#### Инструкция к заданию
Повторите без изменений часть листинга, которая начинается строкой, содержащей «Segment this screenshot: for», и заканчивается строкой, содержащей «Text: O: O (153, 156, 162, 169)», включая обе эти строки. Больше ничего не выводите.

▶

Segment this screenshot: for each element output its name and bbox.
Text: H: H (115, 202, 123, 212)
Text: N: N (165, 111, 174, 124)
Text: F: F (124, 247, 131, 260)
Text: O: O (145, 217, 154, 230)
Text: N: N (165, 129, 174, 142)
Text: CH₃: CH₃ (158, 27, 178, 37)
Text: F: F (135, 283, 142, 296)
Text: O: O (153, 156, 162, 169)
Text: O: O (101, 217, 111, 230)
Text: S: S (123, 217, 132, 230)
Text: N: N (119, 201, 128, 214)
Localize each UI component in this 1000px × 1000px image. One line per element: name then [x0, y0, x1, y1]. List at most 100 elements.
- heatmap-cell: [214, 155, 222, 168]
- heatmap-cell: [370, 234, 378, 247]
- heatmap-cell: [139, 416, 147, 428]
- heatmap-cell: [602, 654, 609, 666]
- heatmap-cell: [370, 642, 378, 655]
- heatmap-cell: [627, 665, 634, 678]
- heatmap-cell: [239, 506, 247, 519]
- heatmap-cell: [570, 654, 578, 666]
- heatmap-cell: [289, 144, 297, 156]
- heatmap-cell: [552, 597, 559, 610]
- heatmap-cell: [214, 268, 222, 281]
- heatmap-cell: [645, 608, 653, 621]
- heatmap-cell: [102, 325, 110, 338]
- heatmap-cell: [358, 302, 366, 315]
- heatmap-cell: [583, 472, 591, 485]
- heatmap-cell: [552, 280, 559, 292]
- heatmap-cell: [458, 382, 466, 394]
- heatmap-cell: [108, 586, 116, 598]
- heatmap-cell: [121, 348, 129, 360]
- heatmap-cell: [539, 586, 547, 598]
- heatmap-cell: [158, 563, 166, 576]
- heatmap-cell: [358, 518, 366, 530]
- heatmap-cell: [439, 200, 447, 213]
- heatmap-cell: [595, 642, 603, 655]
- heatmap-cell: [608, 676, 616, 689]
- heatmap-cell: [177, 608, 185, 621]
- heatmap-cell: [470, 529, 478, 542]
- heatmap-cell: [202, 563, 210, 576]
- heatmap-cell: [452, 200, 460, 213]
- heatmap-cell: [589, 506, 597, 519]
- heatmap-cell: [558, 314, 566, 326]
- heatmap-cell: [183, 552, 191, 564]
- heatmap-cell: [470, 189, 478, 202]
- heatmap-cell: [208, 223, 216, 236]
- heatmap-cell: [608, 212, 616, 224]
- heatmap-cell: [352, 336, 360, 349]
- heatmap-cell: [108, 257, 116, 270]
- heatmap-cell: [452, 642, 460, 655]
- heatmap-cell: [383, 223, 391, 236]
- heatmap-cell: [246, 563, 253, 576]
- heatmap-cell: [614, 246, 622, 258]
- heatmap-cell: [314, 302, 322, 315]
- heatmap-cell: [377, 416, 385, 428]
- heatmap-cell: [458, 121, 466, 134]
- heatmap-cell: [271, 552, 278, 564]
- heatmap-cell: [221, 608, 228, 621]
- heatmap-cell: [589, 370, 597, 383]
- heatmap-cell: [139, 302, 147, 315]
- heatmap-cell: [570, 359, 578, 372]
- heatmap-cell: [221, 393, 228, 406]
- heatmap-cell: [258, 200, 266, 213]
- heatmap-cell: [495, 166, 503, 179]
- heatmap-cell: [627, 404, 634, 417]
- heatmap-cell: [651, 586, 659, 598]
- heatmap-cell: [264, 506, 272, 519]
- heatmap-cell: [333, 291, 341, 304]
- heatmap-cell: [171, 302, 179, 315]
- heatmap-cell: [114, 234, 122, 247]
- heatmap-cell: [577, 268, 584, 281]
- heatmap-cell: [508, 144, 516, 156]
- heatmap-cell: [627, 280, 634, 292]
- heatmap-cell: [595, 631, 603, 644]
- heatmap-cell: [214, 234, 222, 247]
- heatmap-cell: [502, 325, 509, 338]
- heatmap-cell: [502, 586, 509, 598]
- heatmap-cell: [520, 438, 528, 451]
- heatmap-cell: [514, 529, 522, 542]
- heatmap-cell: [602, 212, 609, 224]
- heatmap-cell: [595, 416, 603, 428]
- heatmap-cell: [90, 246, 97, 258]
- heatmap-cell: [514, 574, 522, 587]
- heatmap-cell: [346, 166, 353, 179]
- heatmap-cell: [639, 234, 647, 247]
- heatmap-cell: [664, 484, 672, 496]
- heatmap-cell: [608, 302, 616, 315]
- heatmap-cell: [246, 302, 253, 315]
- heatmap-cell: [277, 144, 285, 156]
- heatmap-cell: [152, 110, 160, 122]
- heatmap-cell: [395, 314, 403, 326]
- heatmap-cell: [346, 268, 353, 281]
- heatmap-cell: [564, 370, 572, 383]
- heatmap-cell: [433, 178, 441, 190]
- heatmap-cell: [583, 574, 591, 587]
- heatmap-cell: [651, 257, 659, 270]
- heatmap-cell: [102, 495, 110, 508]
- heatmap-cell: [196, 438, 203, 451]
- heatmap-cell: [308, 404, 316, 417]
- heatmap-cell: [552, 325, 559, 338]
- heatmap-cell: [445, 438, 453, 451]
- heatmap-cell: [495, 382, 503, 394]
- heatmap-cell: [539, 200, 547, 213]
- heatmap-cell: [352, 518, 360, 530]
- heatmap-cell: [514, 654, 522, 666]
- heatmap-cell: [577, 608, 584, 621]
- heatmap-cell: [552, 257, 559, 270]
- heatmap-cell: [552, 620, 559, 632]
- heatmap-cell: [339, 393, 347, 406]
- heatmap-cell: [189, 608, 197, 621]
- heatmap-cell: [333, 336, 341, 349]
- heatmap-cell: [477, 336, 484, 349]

◀
▶

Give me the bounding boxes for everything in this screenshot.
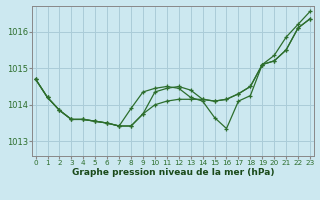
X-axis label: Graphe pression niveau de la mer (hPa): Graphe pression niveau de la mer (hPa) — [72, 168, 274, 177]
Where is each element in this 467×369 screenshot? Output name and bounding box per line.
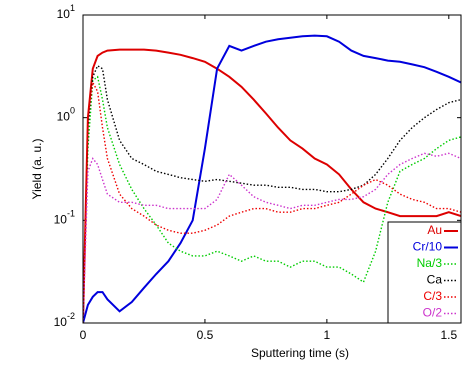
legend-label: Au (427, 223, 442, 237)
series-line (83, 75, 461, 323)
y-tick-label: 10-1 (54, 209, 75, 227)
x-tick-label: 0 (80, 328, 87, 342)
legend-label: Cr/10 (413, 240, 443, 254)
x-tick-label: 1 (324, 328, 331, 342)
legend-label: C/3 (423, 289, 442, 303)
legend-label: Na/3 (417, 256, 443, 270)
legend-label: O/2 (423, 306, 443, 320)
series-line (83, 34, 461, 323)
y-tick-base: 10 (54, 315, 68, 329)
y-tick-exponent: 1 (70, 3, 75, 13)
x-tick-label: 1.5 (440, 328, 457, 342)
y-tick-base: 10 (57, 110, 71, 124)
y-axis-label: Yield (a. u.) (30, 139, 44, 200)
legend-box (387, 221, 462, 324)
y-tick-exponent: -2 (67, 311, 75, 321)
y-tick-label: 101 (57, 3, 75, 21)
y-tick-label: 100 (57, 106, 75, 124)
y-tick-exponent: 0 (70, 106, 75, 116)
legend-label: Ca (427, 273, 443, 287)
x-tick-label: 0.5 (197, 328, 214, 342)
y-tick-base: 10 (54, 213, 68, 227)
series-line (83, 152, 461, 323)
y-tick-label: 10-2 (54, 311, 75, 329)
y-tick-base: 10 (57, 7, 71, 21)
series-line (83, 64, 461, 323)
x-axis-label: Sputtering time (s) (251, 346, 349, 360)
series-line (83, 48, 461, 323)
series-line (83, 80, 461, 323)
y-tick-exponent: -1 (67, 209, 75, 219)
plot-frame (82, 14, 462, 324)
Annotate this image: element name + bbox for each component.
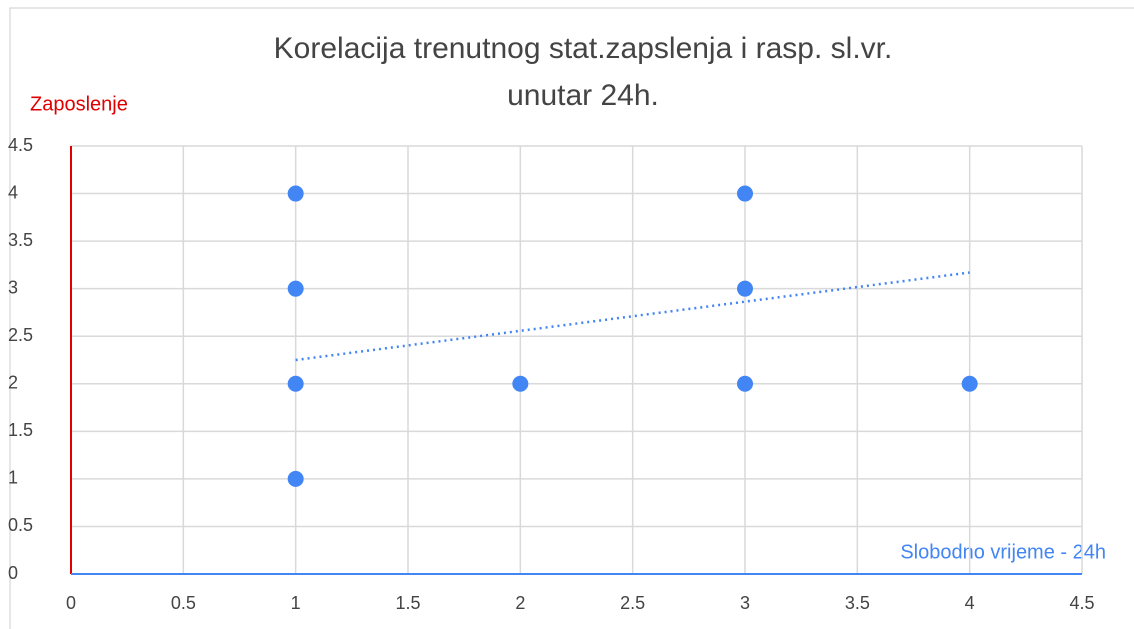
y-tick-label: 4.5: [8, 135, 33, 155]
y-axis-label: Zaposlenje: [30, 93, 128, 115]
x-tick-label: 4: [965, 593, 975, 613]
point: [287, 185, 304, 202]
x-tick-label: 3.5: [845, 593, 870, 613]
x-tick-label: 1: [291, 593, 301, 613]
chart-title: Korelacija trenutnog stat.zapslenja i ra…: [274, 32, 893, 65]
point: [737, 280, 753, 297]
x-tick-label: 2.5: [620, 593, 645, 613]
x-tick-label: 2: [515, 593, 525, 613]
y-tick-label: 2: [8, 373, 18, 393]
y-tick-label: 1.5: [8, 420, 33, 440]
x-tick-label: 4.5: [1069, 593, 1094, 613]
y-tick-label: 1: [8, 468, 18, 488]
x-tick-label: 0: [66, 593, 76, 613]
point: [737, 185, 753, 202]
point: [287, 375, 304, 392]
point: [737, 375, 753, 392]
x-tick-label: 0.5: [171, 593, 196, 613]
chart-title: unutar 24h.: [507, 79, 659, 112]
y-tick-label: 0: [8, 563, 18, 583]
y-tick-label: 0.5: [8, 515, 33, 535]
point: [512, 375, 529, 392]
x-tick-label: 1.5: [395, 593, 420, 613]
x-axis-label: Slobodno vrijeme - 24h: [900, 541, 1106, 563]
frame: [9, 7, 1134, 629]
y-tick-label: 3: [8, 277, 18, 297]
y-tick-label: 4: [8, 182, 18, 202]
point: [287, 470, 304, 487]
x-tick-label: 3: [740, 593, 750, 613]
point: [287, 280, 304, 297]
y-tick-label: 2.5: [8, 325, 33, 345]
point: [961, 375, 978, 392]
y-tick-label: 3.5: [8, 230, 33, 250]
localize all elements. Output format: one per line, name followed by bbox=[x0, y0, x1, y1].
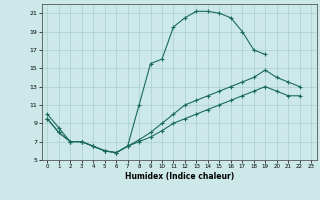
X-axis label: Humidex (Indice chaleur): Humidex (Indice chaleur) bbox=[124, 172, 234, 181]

◀

#### Полный ответ
Segment this screenshot: for each element output its name and bbox.
Text: H: H (115, 202, 123, 212)
Text: N: N (165, 111, 174, 124)
Text: F: F (124, 247, 131, 260)
Text: O: O (145, 217, 154, 230)
Text: N: N (165, 129, 174, 142)
Text: CH₃: CH₃ (158, 27, 178, 37)
Text: F: F (135, 283, 142, 296)
Text: O: O (153, 156, 162, 169)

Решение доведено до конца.